• Your instructions: Write out each line exactly as it appears in the records, covering everything from the line containing "subtitle-select[interactable]: T None" down to the line containing "norm-select[interactable]: Auto bbox=[395, 413, 543, 423]", with both of those lines included.

• Records supplied:
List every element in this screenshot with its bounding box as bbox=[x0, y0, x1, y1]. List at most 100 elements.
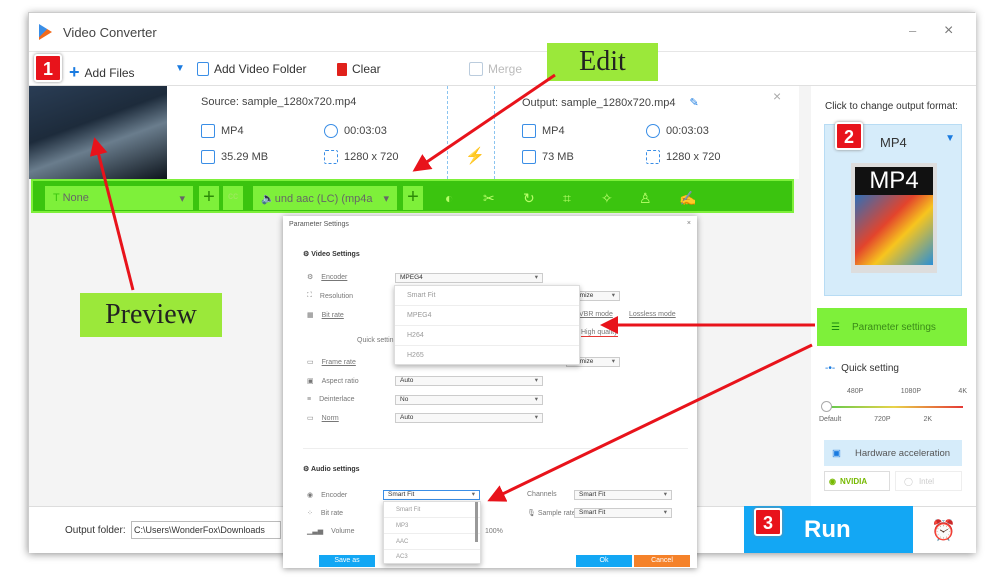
subtitle-select[interactable]: T None ▾ bbox=[45, 186, 193, 210]
aspect-ratio-select[interactable]: Auto bbox=[395, 376, 543, 386]
audio-settings-heading: ⚙ Audio settings bbox=[303, 466, 360, 473]
quick-setting-label: Quick settin bbox=[357, 337, 394, 344]
sample-rate-label: 🎙 Sample rate bbox=[527, 510, 576, 517]
source-duration: 00:03:03 bbox=[324, 124, 387, 138]
vbr-mode-checkbox[interactable]: VBR mode bbox=[579, 311, 613, 318]
microphone-icon: 🎙 bbox=[527, 510, 538, 517]
deinterlace-select[interactable]: No bbox=[395, 395, 543, 405]
mp4-format-icon: MP4 bbox=[851, 163, 937, 273]
add-files-dropdown-icon[interactable]: ▼ bbox=[175, 63, 185, 74]
norm-select[interactable]: Auto bbox=[395, 413, 543, 423]
audio-encoder-select[interactable]: Smart Fit bbox=[383, 490, 480, 500]
add-files-button[interactable]: + Add Files bbox=[69, 62, 135, 83]
video-file-icon bbox=[522, 124, 536, 138]
clock-icon bbox=[324, 124, 338, 138]
tick-480p: 480P bbox=[847, 388, 864, 395]
intel-logo-icon: ◯ bbox=[904, 476, 913, 486]
close-button[interactable]: × bbox=[944, 22, 953, 40]
hardware-acceleration-button[interactable]: ▣ Hardware acceleration bbox=[824, 440, 962, 466]
alarm-clock-icon[interactable]: ⏰ bbox=[931, 518, 956, 543]
step-2-badge: 2 bbox=[835, 122, 863, 150]
source-name: Source: sample_1280x720.mp4 bbox=[201, 96, 357, 108]
high-quality-label: High quality bbox=[581, 329, 618, 337]
encoder-option[interactable]: H265 bbox=[395, 346, 579, 365]
effects-icon[interactable]: ◐ bbox=[445, 190, 453, 206]
title-bar: Video Converter – × bbox=[29, 13, 976, 51]
bitrate-icon: ▦ bbox=[307, 312, 314, 319]
tick-1080p: 1080P bbox=[900, 388, 922, 395]
audio-encoder-option[interactable]: Smart Fit bbox=[384, 502, 480, 518]
add-files-label: Add Files bbox=[84, 65, 135, 80]
encoder-option[interactable]: H264 bbox=[395, 326, 579, 346]
nvidia-logo-icon: ◉ bbox=[829, 476, 836, 486]
toolbar: + Add Files ▼ Add Video Folder Clear Merg… bbox=[29, 51, 976, 86]
video-settings-icon: ⚙ bbox=[303, 251, 312, 258]
audio-track-select[interactable]: 🔈und aac (LC) (mp4a ▾ bbox=[253, 186, 397, 210]
add-audio-button[interactable]: + bbox=[403, 186, 423, 210]
ok-button[interactable]: Ok bbox=[576, 555, 632, 567]
tick-4k: 4K bbox=[958, 388, 967, 395]
plus-icon: + bbox=[69, 62, 80, 82]
text-icon: T bbox=[53, 192, 63, 204]
minimize-button[interactable]: – bbox=[909, 23, 916, 38]
trim-scissors-icon[interactable]: ✂ bbox=[483, 190, 495, 207]
sliders-icon: ☰ bbox=[831, 321, 840, 333]
rotate-icon[interactable]: ↻ bbox=[523, 190, 535, 207]
slider-icon: -•- bbox=[825, 363, 836, 374]
video-preview-thumbnail[interactable] bbox=[29, 86, 167, 179]
step-3-badge: 3 bbox=[754, 508, 782, 536]
encoder-icon: ⚙ bbox=[307, 274, 314, 281]
file-icon bbox=[201, 150, 215, 164]
nvidia-option[interactable]: ◉ NVIDIA bbox=[824, 471, 890, 491]
tick-720p: 720P bbox=[874, 416, 891, 423]
channels-label: Channels bbox=[527, 491, 557, 498]
window-title: Video Converter bbox=[63, 24, 157, 40]
audio-encoder-option[interactable]: AAC bbox=[384, 534, 480, 550]
app-logo-icon bbox=[39, 24, 52, 40]
merge-button[interactable]: Merge bbox=[469, 62, 522, 76]
dropdown-scrollbar[interactable] bbox=[475, 502, 478, 542]
add-video-folder-button[interactable]: Add Video Folder bbox=[197, 62, 307, 76]
save-as-button[interactable]: Save as bbox=[319, 555, 375, 567]
lossless-mode-checkbox[interactable]: Lossless mode bbox=[629, 311, 676, 318]
tick-2k: 2K bbox=[923, 416, 933, 423]
metadata-icon[interactable]: ✍ bbox=[679, 190, 696, 207]
source-resolution: 1280 x 720 bbox=[324, 150, 398, 164]
video-file-icon bbox=[201, 124, 215, 138]
parameter-settings-button[interactable]: ☰ Parameter settings bbox=[817, 308, 967, 346]
slider-handle[interactable] bbox=[821, 401, 832, 412]
audio-encoder-option[interactable]: AC3 bbox=[384, 550, 480, 564]
deinterlace-icon: ≡ bbox=[307, 396, 312, 403]
video-encoder-select[interactable]: MPEG4 bbox=[395, 273, 543, 283]
add-video-folder-label: Add Video Folder bbox=[214, 62, 307, 76]
intel-option[interactable]: ◯ Intel bbox=[895, 471, 962, 491]
clock-icon bbox=[646, 124, 660, 138]
watermark-icon[interactable]: ♙ bbox=[639, 190, 652, 207]
crop-icon[interactable]: ⌗ bbox=[563, 190, 571, 207]
dialog-close-button[interactable]: × bbox=[687, 220, 691, 227]
magic-wand-icon[interactable]: ✧ bbox=[601, 190, 613, 207]
source-format: MP4 bbox=[201, 124, 244, 138]
section-divider bbox=[303, 448, 688, 449]
cancel-button[interactable]: Cancel bbox=[634, 555, 690, 567]
encoder-option[interactable]: Smart Fit bbox=[395, 286, 579, 306]
encoder-label: Encoder bbox=[321, 273, 348, 281]
cc-icon[interactable]: cc bbox=[223, 186, 243, 210]
encoder-option[interactable]: MPEG4 bbox=[395, 306, 579, 326]
quality-slider[interactable] bbox=[825, 406, 963, 408]
sample-rate-select[interactable]: Smart Fit bbox=[574, 508, 672, 518]
output-folder-input[interactable]: C:\Users\WonderFox\Downloads bbox=[131, 521, 281, 539]
output-resolution: 1280 x 720 bbox=[646, 150, 720, 164]
file-icon bbox=[522, 150, 536, 164]
add-subtitle-button[interactable]: + bbox=[199, 186, 219, 210]
audio-encoder-dropdown-menu: Smart Fit MP3 AAC AC3 bbox=[383, 501, 481, 564]
audio-encoder-option[interactable]: MP3 bbox=[384, 518, 480, 534]
parameter-settings-dialog: Parameter Settings × ⚙ Video Settings ⚙ E… bbox=[283, 216, 697, 568]
file-item[interactable]: Source: sample_1280x720.mp4 MP4 00:03:03… bbox=[29, 86, 799, 179]
remove-file-button[interactable]: × bbox=[773, 88, 781, 104]
source-size: 35.29 MB bbox=[201, 150, 268, 164]
monitor-icon: ▭ bbox=[307, 415, 314, 422]
edit-pencil-icon[interactable]: ✎ bbox=[690, 96, 699, 109]
channels-select[interactable]: Smart Fit bbox=[574, 490, 672, 500]
clear-button[interactable]: Clear bbox=[337, 62, 381, 76]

• Full response:
subtitle-select[interactable]: T None ▾ bbox=[45, 186, 193, 210]
aspect-ratio-select[interactable]: Auto bbox=[395, 376, 543, 386]
audio-settings-heading: ⚙ Audio settings bbox=[303, 466, 360, 473]
quick-setting-label: Quick settin bbox=[357, 337, 394, 344]
sample-rate-label: 🎙 Sample rate bbox=[527, 510, 576, 517]
source-duration: 00:03:03 bbox=[324, 124, 387, 138]
vbr-mode-checkbox[interactable]: VBR mode bbox=[579, 311, 613, 318]
microphone-icon: 🎙 bbox=[527, 510, 538, 517]
deinterlace-select[interactable]: No bbox=[395, 395, 543, 405]
mp4-format-icon: MP4 bbox=[851, 163, 937, 273]
add-files-dropdown-icon[interactable]: ▼ bbox=[175, 63, 185, 74]
norm-select[interactable]: Auto bbox=[395, 413, 543, 423]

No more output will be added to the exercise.